**Given data:**
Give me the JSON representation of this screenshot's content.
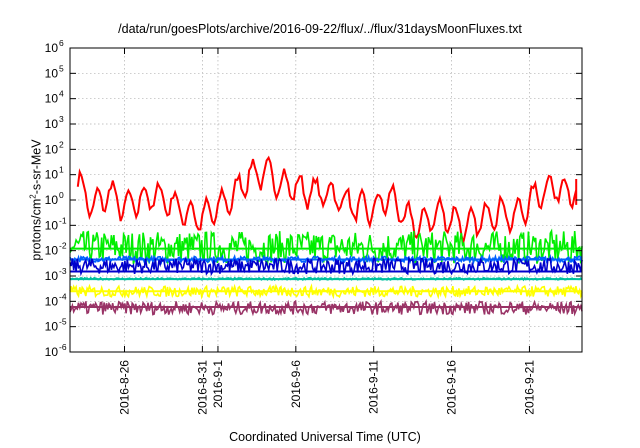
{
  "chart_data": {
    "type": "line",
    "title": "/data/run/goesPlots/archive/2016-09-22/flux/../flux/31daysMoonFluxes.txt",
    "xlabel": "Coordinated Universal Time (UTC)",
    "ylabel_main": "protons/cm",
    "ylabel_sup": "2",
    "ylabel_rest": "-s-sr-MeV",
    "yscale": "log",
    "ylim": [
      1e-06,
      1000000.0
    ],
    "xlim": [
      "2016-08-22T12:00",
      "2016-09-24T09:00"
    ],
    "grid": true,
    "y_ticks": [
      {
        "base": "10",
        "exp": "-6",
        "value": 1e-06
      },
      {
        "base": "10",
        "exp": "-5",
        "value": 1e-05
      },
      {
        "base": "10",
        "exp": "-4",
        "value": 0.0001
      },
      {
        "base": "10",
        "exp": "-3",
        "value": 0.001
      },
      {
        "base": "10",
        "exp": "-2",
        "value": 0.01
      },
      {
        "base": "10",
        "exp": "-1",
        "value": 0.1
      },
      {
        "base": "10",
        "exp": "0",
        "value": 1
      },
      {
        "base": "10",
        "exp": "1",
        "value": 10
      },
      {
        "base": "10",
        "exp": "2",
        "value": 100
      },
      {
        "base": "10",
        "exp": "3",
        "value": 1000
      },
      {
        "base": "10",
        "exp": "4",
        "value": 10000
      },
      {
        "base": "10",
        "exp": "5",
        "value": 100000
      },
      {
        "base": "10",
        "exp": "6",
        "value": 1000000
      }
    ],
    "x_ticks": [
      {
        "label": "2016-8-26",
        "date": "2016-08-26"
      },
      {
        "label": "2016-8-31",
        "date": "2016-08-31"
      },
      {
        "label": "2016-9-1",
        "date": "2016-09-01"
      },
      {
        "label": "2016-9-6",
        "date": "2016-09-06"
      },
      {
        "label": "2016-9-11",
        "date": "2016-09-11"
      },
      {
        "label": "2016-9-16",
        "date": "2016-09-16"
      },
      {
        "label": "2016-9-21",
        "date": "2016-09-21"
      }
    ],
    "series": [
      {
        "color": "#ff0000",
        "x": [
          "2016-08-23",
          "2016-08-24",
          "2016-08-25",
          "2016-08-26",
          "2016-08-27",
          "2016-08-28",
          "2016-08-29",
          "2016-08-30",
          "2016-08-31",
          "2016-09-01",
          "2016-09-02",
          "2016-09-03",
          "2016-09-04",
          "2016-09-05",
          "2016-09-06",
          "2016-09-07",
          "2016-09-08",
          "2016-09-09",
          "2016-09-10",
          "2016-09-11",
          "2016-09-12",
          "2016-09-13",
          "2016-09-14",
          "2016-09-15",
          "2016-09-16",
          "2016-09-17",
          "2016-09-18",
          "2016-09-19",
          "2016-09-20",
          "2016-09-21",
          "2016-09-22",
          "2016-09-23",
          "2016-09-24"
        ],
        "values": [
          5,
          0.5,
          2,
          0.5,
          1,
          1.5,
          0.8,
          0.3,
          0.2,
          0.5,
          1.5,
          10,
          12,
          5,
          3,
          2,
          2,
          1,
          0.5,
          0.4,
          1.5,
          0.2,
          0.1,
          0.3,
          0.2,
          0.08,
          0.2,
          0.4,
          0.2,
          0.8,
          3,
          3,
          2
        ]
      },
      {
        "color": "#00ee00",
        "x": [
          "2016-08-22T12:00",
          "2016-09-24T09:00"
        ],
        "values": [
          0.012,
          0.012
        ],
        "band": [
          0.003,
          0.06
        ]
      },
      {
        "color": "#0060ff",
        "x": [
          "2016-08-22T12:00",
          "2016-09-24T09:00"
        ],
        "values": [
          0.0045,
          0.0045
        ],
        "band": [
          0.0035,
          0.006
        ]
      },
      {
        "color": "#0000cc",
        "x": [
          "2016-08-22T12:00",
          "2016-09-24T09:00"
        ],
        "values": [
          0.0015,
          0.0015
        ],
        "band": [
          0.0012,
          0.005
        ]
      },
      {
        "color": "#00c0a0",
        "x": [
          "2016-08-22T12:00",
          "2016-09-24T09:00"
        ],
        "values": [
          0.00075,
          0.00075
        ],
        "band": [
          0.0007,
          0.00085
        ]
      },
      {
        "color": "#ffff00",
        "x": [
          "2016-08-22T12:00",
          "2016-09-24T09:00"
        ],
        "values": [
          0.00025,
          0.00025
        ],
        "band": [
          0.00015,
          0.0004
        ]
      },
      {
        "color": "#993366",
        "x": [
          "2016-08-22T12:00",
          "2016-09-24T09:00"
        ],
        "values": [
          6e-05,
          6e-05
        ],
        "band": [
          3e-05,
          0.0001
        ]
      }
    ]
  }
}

...

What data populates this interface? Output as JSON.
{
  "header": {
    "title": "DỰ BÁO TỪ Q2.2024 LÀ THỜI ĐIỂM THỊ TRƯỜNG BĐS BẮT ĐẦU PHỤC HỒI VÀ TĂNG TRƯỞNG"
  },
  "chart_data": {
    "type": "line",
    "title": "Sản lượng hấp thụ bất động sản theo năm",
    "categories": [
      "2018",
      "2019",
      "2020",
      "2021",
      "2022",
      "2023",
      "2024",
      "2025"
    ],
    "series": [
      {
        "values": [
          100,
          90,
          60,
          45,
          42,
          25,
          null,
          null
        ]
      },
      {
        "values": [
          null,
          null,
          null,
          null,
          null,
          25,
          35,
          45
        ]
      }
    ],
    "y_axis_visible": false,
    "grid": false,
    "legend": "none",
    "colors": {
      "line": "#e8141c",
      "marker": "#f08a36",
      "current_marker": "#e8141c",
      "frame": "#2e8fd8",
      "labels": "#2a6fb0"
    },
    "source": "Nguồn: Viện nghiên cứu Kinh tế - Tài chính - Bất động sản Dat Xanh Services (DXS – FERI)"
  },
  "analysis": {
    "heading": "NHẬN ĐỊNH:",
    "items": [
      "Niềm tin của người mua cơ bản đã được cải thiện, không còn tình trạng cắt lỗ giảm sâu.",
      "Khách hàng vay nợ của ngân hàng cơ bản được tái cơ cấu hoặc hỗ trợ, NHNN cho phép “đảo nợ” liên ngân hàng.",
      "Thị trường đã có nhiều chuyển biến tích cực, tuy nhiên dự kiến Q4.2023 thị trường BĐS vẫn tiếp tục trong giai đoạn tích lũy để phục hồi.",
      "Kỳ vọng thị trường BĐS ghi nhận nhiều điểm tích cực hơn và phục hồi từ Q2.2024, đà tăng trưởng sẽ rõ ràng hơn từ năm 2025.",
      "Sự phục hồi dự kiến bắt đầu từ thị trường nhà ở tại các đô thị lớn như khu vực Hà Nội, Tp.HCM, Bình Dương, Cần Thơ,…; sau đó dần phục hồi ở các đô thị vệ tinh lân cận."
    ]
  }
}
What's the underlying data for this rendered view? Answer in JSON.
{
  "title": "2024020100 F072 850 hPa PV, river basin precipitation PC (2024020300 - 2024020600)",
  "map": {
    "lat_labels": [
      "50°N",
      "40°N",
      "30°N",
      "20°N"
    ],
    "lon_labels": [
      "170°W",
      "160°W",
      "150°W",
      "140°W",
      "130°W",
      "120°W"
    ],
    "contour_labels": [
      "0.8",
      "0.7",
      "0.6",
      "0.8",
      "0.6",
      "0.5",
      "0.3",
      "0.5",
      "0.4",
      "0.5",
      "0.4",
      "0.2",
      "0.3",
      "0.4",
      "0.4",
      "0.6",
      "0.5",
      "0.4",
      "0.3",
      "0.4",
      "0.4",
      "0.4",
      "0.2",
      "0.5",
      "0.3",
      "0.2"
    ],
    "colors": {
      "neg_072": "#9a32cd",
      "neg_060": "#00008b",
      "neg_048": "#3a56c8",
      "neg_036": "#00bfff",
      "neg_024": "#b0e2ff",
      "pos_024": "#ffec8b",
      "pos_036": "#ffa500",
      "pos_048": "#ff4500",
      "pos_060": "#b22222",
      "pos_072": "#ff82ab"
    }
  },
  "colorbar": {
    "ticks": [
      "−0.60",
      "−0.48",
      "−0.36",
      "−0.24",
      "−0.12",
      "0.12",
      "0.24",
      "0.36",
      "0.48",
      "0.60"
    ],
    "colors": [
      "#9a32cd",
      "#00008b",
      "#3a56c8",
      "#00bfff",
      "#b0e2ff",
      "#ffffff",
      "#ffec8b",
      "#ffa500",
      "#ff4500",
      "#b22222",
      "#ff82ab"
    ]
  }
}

**Directive:** Pull every line holding "this" out of the records.

**Worked solution:**
Give me the JSON representation of this screenshot's content.
What data populates this interface? Output as JSON.
What's the underlying data for this rendered view? Answer in JSON.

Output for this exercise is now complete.